Required work:
Note how many lines in the entries contain the string "marker", then give that number and nothing else.
------ Data records
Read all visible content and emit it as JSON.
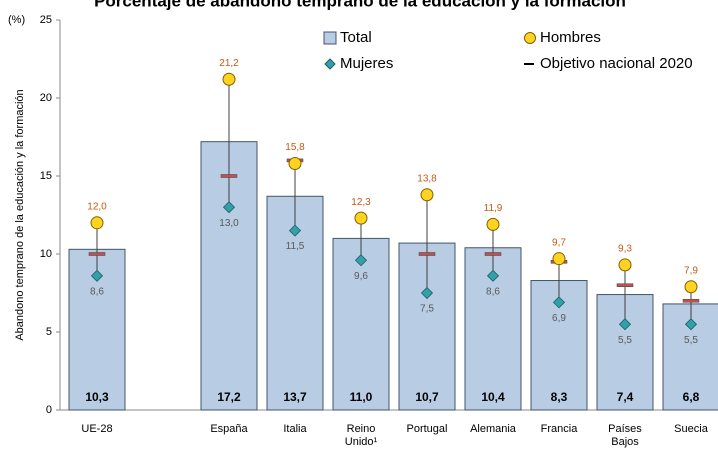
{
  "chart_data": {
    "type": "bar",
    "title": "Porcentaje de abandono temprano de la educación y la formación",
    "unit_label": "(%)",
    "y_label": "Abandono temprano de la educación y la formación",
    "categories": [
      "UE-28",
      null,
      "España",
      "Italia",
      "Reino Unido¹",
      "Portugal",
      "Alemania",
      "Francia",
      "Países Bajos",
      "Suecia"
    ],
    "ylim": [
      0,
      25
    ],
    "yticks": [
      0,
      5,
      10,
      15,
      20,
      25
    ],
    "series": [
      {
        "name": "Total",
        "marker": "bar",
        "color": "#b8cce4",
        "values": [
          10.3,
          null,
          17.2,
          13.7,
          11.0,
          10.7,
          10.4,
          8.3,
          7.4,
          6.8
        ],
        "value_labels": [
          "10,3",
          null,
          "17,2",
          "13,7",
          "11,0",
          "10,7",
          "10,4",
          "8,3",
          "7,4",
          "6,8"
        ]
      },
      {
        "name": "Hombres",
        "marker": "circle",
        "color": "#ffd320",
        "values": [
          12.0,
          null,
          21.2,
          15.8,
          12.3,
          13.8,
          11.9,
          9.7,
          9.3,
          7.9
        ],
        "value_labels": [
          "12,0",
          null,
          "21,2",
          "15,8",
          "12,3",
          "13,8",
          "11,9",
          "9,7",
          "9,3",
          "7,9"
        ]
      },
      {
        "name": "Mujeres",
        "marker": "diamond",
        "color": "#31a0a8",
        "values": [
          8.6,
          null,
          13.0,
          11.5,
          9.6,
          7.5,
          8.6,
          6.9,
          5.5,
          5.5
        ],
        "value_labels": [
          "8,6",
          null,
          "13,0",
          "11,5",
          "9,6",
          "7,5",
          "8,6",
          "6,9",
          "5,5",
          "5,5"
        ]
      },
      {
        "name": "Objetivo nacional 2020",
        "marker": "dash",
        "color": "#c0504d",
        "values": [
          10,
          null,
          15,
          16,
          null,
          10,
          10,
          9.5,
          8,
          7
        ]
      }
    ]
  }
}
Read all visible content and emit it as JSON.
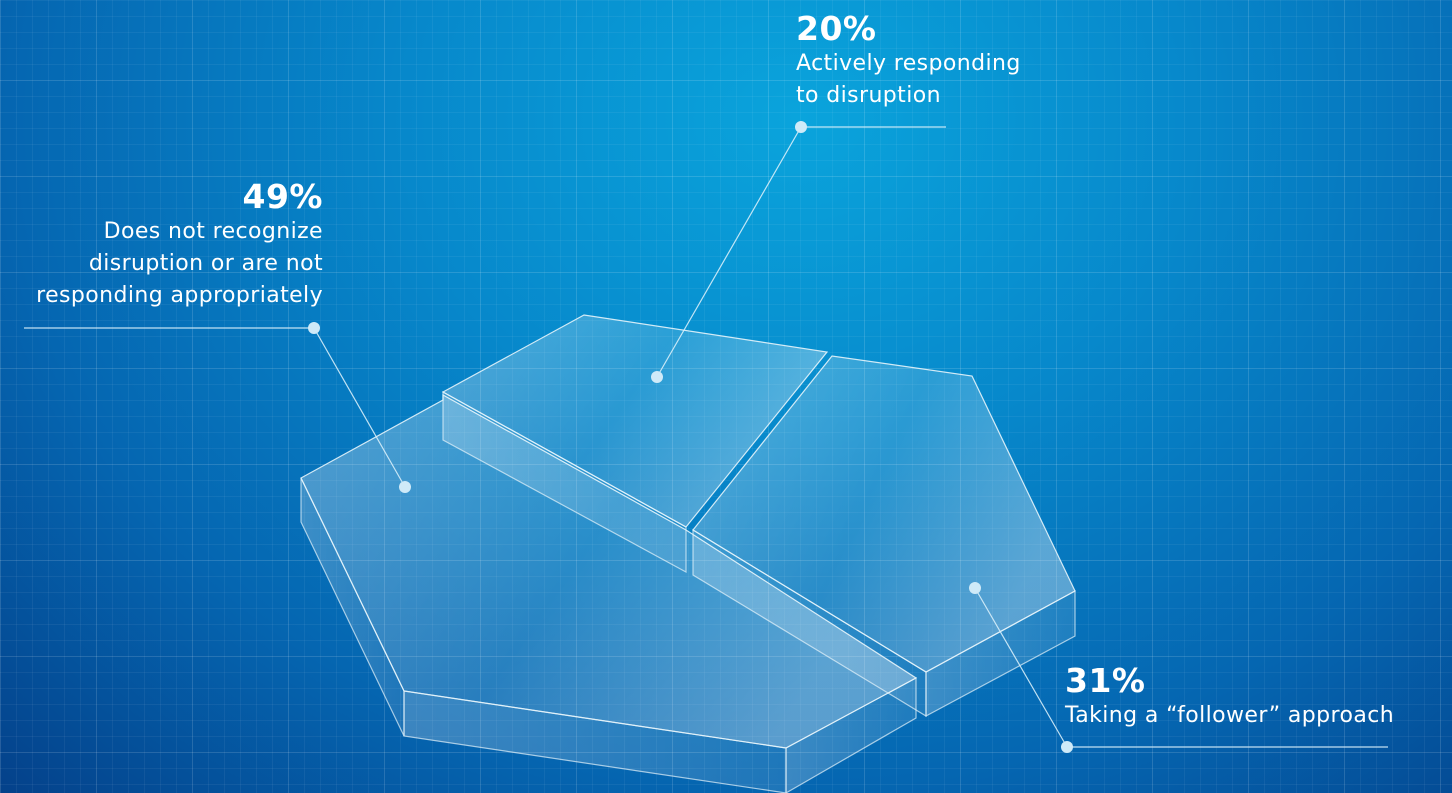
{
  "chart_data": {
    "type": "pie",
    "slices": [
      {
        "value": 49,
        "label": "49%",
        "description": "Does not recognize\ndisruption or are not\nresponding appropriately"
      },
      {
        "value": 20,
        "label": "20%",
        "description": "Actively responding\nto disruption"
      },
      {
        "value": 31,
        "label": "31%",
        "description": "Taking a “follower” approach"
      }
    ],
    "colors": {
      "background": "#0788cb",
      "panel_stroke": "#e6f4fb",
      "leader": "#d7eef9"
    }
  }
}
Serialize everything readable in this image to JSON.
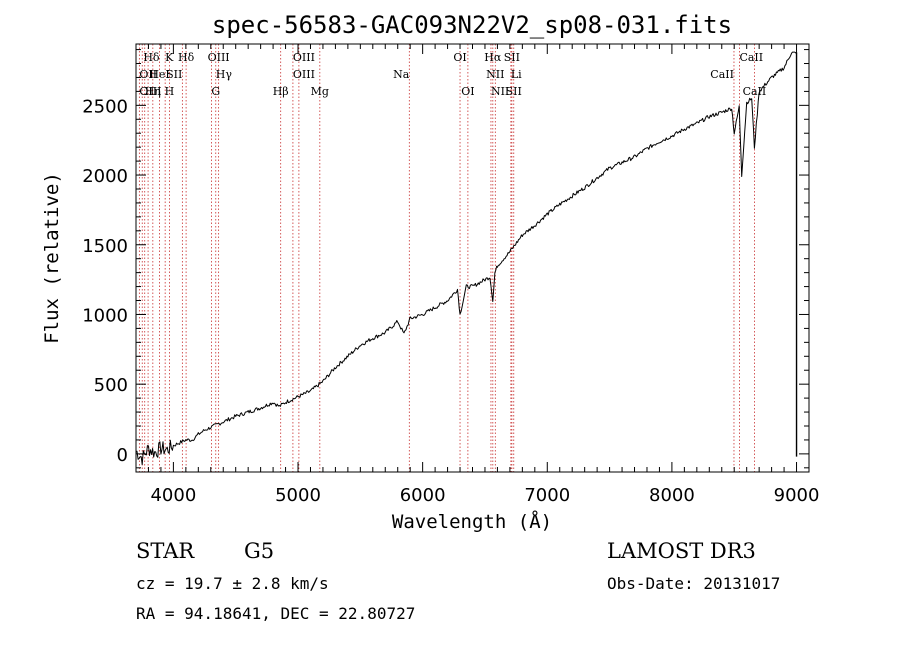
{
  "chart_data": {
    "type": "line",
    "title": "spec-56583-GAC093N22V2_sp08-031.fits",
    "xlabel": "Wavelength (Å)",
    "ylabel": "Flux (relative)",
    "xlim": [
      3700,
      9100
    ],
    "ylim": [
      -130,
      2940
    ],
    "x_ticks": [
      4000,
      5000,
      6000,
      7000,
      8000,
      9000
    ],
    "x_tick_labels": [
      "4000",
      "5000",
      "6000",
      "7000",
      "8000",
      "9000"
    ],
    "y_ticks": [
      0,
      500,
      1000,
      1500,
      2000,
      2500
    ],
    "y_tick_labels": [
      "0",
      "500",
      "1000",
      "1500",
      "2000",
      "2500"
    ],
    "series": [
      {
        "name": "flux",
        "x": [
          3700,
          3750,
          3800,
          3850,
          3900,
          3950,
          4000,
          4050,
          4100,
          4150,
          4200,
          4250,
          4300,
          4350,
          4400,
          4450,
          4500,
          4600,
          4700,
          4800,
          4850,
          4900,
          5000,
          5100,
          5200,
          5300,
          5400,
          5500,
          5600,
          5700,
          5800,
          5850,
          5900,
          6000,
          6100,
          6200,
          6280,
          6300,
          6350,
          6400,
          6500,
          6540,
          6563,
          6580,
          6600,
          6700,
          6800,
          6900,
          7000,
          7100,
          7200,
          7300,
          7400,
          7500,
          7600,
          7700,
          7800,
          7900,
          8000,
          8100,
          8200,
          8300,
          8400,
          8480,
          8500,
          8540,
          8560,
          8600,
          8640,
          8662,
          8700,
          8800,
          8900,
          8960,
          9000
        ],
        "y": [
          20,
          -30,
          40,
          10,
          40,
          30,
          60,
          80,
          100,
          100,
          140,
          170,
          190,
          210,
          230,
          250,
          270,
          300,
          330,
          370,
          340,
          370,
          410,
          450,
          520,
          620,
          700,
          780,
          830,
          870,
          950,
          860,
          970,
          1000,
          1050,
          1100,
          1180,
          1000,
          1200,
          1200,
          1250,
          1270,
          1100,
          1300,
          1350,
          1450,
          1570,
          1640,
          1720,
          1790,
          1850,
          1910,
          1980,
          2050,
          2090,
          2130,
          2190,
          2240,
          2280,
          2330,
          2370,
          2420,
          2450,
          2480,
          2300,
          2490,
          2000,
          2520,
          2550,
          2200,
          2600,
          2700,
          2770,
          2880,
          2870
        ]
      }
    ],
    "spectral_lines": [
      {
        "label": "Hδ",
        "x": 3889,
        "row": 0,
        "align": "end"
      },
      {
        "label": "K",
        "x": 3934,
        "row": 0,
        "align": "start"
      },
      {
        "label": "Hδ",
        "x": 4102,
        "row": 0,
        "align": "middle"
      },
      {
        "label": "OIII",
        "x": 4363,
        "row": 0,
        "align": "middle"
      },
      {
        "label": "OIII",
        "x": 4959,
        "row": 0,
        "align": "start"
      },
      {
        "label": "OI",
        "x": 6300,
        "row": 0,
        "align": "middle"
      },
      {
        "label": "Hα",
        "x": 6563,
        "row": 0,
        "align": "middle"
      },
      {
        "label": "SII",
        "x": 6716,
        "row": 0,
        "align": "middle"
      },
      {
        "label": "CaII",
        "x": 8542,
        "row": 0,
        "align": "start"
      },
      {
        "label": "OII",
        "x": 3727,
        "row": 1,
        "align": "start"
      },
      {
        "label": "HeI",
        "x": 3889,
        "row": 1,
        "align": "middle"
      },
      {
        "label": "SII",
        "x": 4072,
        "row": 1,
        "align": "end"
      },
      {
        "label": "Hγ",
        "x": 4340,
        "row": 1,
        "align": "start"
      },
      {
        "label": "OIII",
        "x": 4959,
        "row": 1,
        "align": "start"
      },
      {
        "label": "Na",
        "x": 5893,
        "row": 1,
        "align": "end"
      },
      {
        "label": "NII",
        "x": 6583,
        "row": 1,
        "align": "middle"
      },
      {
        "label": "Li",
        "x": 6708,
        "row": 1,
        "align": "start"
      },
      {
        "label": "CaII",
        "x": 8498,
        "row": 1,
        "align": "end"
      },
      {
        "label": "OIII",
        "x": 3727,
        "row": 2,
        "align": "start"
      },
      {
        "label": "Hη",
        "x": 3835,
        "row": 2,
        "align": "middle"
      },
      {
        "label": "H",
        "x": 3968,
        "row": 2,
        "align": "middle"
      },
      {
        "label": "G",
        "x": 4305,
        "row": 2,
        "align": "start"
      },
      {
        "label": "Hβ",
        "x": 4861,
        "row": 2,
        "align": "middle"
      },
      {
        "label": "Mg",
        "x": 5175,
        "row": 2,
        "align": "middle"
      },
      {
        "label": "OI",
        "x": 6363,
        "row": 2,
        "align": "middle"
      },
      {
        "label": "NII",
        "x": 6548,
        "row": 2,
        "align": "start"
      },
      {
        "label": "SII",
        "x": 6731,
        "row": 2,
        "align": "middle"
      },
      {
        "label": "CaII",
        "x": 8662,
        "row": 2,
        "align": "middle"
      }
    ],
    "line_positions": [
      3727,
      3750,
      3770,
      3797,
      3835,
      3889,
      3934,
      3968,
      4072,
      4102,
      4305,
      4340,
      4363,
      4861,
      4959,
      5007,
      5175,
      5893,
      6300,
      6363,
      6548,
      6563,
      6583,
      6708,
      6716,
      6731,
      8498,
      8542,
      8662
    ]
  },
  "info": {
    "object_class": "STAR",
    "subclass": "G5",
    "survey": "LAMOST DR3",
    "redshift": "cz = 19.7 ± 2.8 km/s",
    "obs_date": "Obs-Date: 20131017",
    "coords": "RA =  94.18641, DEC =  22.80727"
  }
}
------------
Full solution:
4